(Passage to read)
*-*-*
1.     What is the Private Equity playbook in the public market?

Firstly, Private Equity investors do not look for the “traditional compounders” of high-growth, disruptive businesses early in their life cycle and hold on for decades. The primary criteria the private equity industry tends to look for are businesses with a high degree of predictability and a low risk of disruption.

In addition, these investors constantly seek companies with a high degree of recurring revenue, low customer churn, strong pricing power, and consistent cash flow generation. The purest forms of such businesses are subscription-based businesses like software, consumables, consumer brands and other high-recurring revenue products/services, etc. These businesses tend to be highly durable, independent of access to the capital market and able to support a decent amount of debt on the balance sheet even during a tough environment.

One of the primary value-creation engines of private equity investors is to raise prices prudently, control costs efficiently and put a moderate to high level of the amount of debt on these companies’ balance sheets. The debt level tends to vary for different companies, as some are more well-equipped to carry a higher level of debt, but the target leverage levels usually range between 2.0x – 5.0x net debt/EBITDA. The purpose of the debt is to amplify the value creation of the business either through organic growth or cost management.

As the business can grow EBITDA, then the leverage levels naturally go down, and these companies can leverage up again to maintain the target leverage levels and use the proceeds to do some value-creating strategies like acquisitions, buying back shares or paying out special dividends. The model reinforces itself, making even a low, moderate-growth business in EBITDA become a double-digit total return investment over time.

2.     The beauty of this approach

Some of the most successful case studies in the U.S. market of this approach include Transdigm (TDG), Fico (FICO), and O’Reilly (ORLY). These companies provided a compounded annual growth rate (CAGR) returns for investors more than 20% over the last 5, 10, 15 years.

Their returns rival some of the best businesses of this generation, like Apple (AAPL), and Amazon (AMZN). The beauty of this approach is while companies like AAPL and AMZN achieved phenomenal returns by changing our lives in a huge way, the “private equity approach” companies are able to provide similar returns by selling basically the same goods/services.
*-*-*
Extracted data entries
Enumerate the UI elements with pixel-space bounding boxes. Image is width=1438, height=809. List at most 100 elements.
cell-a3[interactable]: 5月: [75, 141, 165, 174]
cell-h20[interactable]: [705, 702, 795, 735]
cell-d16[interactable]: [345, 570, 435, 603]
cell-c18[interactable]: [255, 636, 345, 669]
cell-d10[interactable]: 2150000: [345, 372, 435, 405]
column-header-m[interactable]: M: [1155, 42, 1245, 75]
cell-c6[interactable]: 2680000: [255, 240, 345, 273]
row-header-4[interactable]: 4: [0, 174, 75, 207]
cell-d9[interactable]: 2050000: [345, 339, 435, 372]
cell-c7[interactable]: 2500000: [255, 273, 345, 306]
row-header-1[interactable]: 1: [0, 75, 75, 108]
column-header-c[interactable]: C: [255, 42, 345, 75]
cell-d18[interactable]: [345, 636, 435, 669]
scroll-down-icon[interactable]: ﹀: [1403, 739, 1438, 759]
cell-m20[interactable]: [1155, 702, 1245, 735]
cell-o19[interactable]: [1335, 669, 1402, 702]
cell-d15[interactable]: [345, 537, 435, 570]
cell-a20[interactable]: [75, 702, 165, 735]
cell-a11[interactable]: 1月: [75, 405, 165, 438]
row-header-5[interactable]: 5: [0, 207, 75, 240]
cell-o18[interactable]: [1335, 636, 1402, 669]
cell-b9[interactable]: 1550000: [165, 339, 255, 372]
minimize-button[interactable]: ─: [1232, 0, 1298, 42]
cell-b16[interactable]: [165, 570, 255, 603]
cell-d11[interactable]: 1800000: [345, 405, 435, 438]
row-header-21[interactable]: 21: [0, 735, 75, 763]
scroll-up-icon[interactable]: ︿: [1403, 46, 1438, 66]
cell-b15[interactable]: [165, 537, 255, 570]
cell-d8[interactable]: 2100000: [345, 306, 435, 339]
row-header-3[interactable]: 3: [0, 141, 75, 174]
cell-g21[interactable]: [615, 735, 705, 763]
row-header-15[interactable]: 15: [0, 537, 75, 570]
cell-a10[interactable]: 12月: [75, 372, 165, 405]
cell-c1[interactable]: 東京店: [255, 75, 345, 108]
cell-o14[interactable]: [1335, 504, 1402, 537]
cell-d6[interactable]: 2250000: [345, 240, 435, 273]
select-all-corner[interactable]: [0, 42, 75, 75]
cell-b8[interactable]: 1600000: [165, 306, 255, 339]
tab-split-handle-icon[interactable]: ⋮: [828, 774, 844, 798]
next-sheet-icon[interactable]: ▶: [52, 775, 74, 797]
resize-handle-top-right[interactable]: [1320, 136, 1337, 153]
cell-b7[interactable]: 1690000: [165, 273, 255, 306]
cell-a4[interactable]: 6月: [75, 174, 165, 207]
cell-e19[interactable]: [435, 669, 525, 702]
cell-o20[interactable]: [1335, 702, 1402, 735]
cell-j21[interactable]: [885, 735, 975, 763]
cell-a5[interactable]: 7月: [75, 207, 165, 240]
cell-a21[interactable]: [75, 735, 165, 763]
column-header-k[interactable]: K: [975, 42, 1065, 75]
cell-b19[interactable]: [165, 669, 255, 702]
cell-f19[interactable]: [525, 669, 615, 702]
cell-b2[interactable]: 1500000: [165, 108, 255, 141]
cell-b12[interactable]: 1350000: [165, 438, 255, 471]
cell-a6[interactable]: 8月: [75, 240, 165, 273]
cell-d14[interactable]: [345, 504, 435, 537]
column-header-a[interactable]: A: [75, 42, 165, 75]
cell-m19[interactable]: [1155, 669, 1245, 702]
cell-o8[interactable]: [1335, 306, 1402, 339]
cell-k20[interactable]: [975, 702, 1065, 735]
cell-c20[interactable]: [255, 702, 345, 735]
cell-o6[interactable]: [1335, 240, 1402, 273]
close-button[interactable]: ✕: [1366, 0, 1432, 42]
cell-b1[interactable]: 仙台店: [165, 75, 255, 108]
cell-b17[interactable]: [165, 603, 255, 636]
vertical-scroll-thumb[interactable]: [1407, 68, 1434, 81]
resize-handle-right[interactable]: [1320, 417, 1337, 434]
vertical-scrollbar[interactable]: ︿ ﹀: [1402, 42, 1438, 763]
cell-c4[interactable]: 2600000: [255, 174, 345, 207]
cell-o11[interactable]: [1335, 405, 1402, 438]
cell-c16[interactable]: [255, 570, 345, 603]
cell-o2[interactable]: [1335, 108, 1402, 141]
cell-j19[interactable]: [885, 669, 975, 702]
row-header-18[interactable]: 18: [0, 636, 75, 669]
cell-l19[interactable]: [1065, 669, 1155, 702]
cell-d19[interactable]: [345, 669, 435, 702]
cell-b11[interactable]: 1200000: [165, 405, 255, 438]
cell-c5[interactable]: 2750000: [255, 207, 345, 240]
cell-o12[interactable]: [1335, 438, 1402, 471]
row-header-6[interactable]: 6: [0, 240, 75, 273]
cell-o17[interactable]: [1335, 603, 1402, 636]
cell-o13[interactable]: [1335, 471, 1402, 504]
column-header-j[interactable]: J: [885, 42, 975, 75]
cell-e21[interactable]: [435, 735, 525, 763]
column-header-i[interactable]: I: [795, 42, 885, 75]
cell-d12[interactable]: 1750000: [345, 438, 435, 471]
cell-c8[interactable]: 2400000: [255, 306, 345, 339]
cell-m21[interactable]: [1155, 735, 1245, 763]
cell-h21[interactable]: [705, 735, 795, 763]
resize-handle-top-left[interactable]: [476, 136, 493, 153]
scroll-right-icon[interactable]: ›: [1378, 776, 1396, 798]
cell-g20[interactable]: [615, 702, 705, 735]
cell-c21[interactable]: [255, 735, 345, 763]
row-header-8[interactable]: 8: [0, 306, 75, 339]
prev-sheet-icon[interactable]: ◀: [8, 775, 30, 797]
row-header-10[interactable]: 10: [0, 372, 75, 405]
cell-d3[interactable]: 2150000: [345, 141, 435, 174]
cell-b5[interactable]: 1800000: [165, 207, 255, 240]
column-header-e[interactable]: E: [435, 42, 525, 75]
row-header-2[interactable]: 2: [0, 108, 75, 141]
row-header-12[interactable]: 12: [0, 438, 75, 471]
*-*-*
(Questions on the material)
a: Using the private equity passage, restate the part from "In addition, these" to "a tough environment.", swapping "subscription-based" for "membership-based".
b: According to the private equity passage, what range do target leverage levels usually fall within?
c: Please mark each statement yes or no according to the private equity passage, quoting the words that decide it.
(i) Private equity investors look for traditional compounders early in their life cycle.
(ii) Transdigm, Fico and O'Reilly gave investors CAGR returns of more than 20% over the last 5, 10, 15 years.
(iii) The businesses described as the purest forms depend on access to the capital market.

(Answers)
a:
In addition, these investors constantly seek companies with a high degree of recurring revenue, low customer churn, strong pricing power, and consistent cash flow generation. The purest forms of such businesses are membership-based businesses like software, consumables, consumer brands and other high-recurring revenue products/services, etc. These businesses tend to be highly durable, independent of access to the capital market and able to support a decent amount of debt on the balance sheet even during a tough environment.

b: Between 2.0x and 5.0x net debt/EBITDA.

c:
(i) No: "Private Equity investors do not look for the “traditional compounders” of high-growth, disruptive businesses early in their life cycle"
(ii) Yes: "These companies provided a compounded annual growth rate (CAGR) returns for investors more than 20% over the last 5, 10, 15 years."
(iii) No: "independent of access to the capital market"